REQUIREMENT:
Leave the pictures out and transcribe every record exactly.

TASK DATA:
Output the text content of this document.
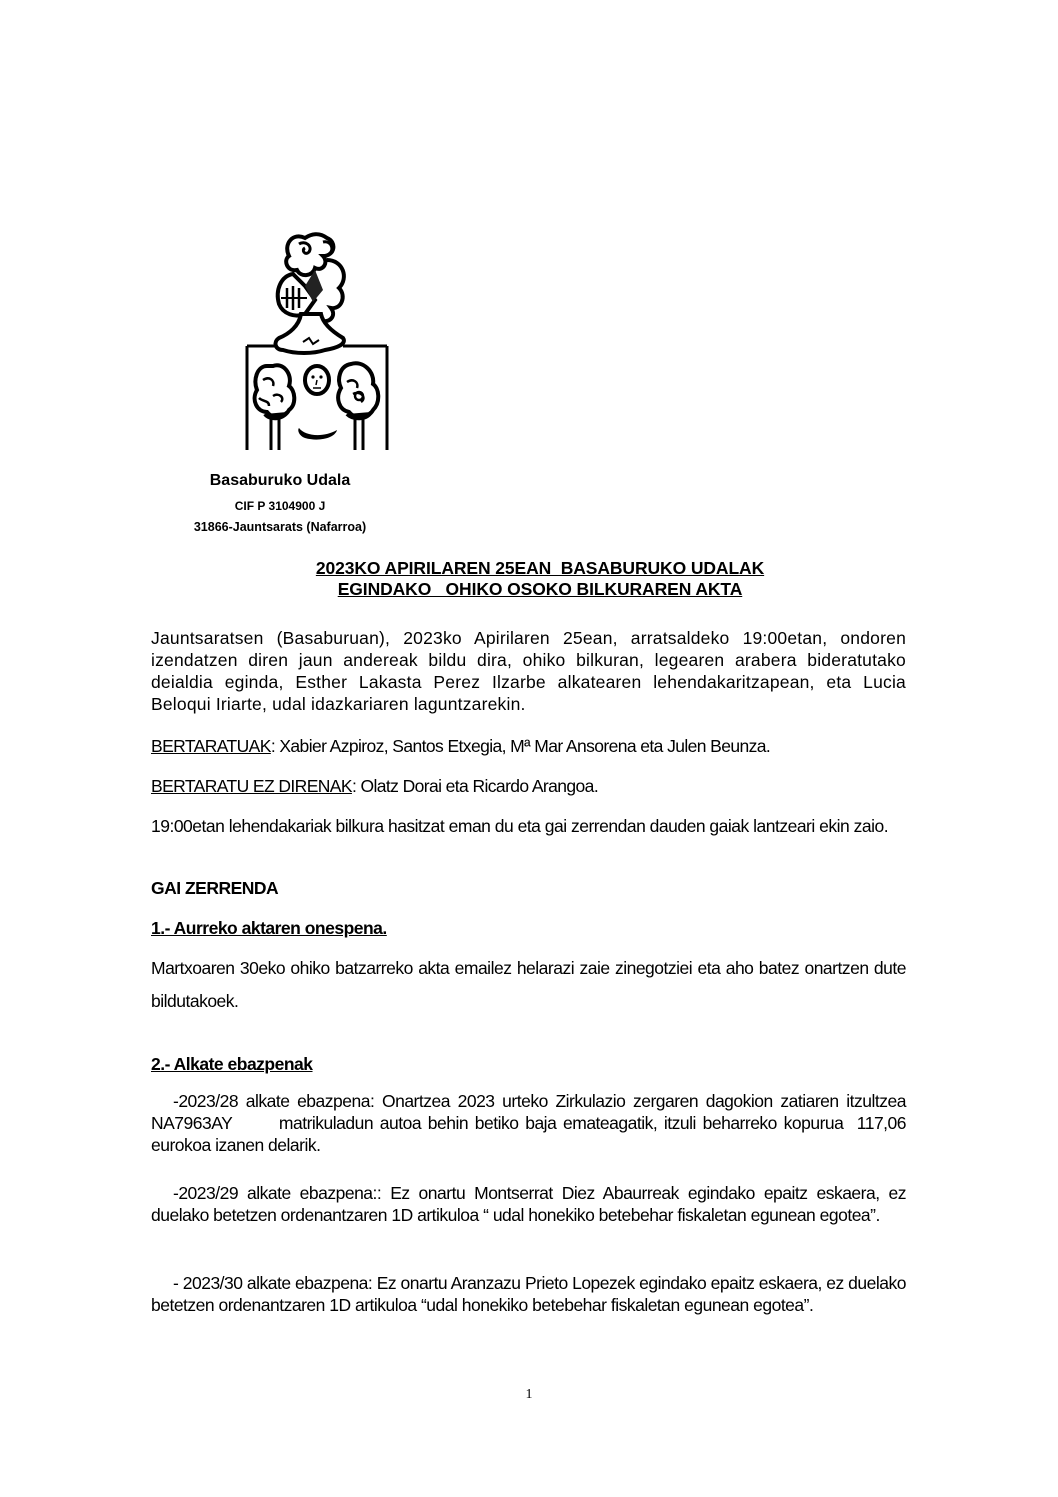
Basaburuko Udala
CIF P 3104900 J
31866-Jauntsarats (Nafarroa)
2023KO APIRILAREN 25EAN  BASABURUKO UDALAK
EGINDAKO   OHIKO OSOKO BILKURAREN AKTA
Jauntsaratsen (Basaburuan), 2023ko Apirilaren 25ean, arratsaldeko 19:00etan, ondoren izendatzen diren jaun andereak bildu dira, ohiko bilkuran, legearen arabera bideratutako deialdia eginda, Esther Lakasta Perez Ilzarbe alkatearen lehendakaritzapean, eta Lucia Beloqui Iriarte, udal idazkariaren laguntzarekin.
BERTARATUAK: Xabier Azpiroz, Santos Etxegia, Mª Mar Ansorena eta Julen Beunza.
BERTARATU EZ DIRENAK: Olatz Dorai eta Ricardo Arangoa.
19:00etan lehendakariak bilkura hasitzat eman du eta gai zerrendan dauden gaiak lantzeari ekin zaio.
GAI ZERRENDA
1.- Aurreko aktaren onespena.
Martxoaren 30eko ohiko batzarreko akta emailez helarazi zaie zinegotziei eta aho batez onartzen dute bildutakoek.
2.- Alkate ebazpenak
-2023/28 alkate ebazpena: Onartzea 2023 urteko Zirkulazio zergaren dagokion zatiaren itzultzea NA7963AY       matrikuladun autoa behin betiko baja emateagatik, itzuli beharreko kopurua  117,06 eurokoa izanen delarik.
-2023/29 alkate ebazpena:: Ez onartu Montserrat Diez Abaurreak egindako epaitz eskaera, ez duelako betetzen ordenantzaren 1D artikuloa “ udal honekiko betebehar fiskaletan egunean egotea”.
- 2023/30 alkate ebazpena: Ez onartu Aranzazu Prieto Lopezek egindako epaitz eskaera, ez duelako betetzen ordenantzaren 1D artikuloa “udal honekiko betebehar fiskaletan egunean egotea”.
1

REPLY TO THE TASK:
Output the text content of this document.
Basaburuko Udala
CIF P 3104900 J
31866-Jauntsarats (Nafarroa)
2023KO APIRILAREN 25EAN  BASABURUKO UDALAK
EGINDAKO   OHIKO OSOKO BILKURAREN AKTA
Jauntsaratsen (Basaburuan), 2023ko Apirilaren 25ean, arratsaldeko 19:00etan, ondoren izendatzen diren jaun andereak bildu dira, ohiko bilkuran, legearen arabera bideratutako deialdia eginda, Esther Lakasta Perez Ilzarbe alkatearen lehendakaritzapean, eta Lucia Beloqui Iriarte, udal idazkariaren laguntzarekin.
BERTARATUAK: Xabier Azpiroz, Santos Etxegia, Mª Mar Ansorena eta Julen Beunza.
BERTARATU EZ DIRENAK: Olatz Dorai eta Ricardo Arangoa.
19:00etan lehendakariak bilkura hasitzat eman du eta gai zerrendan dauden gaiak lantzeari ekin zaio.
GAI ZERRENDA
1.- Aurreko aktaren onespena.
Martxoaren 30eko ohiko batzarreko akta emailez helarazi zaie zinegotziei eta aho batez onartzen dute bildutakoek.
2.- Alkate ebazpenak
-2023/28 alkate ebazpena: Onartzea 2023 urteko Zirkulazio zergaren dagokion zatiaren itzultzea NA7963AY       matrikuladun autoa behin betiko baja emateagatik, itzuli beharreko kopurua  117,06 eurokoa izanen delarik.
-2023/29 alkate ebazpena:: Ez onartu Montserrat Diez Abaurreak egindako epaitz eskaera, ez duelako betetzen ordenantzaren 1D artikuloa “ udal honekiko betebehar fiskaletan egunean egotea”.
- 2023/30 alkate ebazpena: Ez onartu Aranzazu Prieto Lopezek egindako epaitz eskaera, ez duelako betetzen ordenantzaren 1D artikuloa “udal honekiko betebehar fiskaletan egunean egotea”.
1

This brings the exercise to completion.